** start Available data **
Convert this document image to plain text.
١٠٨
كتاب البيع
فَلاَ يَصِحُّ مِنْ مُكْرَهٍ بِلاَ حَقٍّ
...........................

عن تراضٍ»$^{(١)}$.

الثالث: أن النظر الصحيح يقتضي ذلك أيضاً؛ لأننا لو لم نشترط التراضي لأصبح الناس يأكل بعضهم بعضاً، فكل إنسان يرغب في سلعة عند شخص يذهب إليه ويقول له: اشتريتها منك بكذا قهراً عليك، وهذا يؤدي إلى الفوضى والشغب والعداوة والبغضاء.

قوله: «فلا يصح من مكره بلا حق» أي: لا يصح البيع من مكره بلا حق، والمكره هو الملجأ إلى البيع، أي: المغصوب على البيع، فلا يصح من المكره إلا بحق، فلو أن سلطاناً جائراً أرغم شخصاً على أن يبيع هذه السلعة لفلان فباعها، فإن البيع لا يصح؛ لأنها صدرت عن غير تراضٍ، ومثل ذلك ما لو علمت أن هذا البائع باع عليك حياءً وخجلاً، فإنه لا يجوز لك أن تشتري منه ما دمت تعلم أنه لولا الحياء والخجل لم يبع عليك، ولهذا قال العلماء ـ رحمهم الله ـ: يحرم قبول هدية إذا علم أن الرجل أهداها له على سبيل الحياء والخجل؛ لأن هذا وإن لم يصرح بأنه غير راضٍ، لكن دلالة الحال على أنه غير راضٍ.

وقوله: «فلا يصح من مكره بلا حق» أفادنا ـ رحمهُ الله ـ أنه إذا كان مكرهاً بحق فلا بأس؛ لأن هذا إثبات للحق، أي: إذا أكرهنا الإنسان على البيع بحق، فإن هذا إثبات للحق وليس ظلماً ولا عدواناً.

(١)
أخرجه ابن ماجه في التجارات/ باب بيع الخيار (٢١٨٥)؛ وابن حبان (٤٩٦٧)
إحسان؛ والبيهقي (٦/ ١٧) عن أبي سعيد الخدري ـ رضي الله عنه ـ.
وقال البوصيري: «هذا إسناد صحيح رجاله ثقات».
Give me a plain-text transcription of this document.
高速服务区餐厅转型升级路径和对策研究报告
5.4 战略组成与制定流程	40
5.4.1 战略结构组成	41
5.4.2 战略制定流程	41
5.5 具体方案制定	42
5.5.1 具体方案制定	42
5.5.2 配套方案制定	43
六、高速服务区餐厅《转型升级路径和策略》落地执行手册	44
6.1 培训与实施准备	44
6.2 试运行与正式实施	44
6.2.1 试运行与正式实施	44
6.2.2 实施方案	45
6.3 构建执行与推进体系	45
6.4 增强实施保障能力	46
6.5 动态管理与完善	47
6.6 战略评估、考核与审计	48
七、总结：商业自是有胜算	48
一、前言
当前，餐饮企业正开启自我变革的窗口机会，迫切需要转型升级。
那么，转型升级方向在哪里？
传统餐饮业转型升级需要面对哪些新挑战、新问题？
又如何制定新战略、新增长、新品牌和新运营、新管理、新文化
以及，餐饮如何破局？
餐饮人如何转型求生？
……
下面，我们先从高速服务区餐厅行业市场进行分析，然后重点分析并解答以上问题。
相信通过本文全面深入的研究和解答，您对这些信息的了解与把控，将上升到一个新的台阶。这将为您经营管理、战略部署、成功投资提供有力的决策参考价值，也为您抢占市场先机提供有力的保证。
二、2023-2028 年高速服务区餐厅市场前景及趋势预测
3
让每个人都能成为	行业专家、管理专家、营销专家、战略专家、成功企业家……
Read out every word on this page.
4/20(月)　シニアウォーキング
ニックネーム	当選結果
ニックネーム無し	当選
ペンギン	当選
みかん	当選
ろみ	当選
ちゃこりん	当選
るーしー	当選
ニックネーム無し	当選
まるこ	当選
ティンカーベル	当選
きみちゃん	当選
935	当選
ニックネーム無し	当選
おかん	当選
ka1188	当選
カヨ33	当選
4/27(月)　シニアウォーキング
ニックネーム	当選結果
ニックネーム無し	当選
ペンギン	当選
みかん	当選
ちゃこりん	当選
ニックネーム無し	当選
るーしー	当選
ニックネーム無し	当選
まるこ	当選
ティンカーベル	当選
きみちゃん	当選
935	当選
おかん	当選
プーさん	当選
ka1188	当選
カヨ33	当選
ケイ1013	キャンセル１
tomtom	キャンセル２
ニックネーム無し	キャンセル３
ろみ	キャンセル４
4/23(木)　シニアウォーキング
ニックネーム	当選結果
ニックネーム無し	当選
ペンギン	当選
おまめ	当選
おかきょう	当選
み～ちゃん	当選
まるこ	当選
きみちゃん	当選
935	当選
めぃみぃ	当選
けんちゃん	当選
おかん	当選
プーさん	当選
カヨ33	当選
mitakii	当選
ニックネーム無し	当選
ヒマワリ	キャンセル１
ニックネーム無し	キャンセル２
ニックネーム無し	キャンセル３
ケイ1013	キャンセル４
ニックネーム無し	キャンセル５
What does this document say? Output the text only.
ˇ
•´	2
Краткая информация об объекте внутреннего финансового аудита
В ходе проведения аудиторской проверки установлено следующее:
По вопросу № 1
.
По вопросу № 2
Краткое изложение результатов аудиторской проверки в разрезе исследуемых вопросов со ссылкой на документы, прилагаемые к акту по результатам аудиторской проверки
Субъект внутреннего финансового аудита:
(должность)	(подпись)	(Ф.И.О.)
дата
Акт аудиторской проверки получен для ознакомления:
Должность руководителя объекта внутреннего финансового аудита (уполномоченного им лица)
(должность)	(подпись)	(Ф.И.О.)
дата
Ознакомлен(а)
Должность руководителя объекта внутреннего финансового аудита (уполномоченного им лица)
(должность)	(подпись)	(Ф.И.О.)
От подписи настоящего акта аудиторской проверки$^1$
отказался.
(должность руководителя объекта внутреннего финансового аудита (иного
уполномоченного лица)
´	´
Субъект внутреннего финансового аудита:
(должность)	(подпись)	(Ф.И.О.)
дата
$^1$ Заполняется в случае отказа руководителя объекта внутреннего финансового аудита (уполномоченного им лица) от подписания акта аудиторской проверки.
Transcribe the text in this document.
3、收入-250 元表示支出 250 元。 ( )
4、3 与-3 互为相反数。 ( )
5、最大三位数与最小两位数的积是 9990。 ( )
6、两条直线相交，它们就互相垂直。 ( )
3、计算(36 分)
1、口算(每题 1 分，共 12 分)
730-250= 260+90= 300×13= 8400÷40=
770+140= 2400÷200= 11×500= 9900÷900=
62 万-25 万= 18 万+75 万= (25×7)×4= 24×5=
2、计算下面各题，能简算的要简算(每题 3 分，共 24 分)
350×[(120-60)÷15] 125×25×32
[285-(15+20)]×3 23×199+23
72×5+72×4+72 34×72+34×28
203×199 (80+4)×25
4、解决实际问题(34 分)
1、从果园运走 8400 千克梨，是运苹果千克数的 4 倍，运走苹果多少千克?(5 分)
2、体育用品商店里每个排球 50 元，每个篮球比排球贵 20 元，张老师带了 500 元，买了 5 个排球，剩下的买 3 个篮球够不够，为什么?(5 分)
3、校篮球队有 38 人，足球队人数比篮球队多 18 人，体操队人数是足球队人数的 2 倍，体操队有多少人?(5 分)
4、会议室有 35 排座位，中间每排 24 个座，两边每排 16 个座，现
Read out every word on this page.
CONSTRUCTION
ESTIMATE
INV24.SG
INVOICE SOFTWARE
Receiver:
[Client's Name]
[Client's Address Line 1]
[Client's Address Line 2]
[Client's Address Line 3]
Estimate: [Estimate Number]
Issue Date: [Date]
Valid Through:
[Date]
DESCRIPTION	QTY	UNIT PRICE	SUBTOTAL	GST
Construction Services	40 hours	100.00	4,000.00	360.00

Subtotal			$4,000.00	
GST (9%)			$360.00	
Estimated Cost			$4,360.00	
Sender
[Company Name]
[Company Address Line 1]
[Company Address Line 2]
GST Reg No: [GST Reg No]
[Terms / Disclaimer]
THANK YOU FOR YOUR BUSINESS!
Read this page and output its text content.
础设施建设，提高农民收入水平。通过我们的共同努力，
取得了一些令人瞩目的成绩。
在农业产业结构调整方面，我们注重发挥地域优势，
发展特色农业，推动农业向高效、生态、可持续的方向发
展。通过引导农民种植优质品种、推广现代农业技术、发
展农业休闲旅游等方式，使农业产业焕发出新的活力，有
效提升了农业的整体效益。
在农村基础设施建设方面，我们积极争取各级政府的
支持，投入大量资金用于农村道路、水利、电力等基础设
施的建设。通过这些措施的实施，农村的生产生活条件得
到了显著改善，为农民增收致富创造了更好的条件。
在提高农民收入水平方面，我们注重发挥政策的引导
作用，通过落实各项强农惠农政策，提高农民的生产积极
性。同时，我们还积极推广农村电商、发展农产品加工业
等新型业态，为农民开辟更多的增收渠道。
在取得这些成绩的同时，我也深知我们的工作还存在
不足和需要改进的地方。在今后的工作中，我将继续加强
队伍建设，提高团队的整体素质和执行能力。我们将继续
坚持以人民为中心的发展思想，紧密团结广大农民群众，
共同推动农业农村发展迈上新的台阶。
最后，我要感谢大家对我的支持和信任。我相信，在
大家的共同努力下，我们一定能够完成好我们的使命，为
** end Available data **
→ Directions for this task: In the entries above, count each line holding "объекта" and report the total and nothing more.

→ Solution below: 4